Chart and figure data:
....................

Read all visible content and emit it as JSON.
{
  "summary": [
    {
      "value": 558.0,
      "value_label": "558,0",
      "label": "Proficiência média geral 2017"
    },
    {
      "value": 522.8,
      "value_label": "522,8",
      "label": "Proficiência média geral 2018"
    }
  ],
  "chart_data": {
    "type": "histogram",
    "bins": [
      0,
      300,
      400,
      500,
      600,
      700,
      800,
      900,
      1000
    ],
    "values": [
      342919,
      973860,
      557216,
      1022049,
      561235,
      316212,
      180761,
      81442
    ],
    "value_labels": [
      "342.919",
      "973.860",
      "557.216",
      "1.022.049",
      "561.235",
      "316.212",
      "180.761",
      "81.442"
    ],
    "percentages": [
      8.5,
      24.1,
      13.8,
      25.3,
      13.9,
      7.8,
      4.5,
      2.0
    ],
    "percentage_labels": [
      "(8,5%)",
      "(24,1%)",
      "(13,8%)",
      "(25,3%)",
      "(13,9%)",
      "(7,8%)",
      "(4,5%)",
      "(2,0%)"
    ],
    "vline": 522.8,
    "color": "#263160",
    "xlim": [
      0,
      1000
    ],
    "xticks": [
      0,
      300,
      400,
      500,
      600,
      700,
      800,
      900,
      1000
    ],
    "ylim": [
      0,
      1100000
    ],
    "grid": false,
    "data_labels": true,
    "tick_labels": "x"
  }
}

....................

Copy, from the material, each line that holds the string "média".

- [Exercise output]
      "label": "Proficiência média geral 2017"
      "label": "Proficiência média geral 2018"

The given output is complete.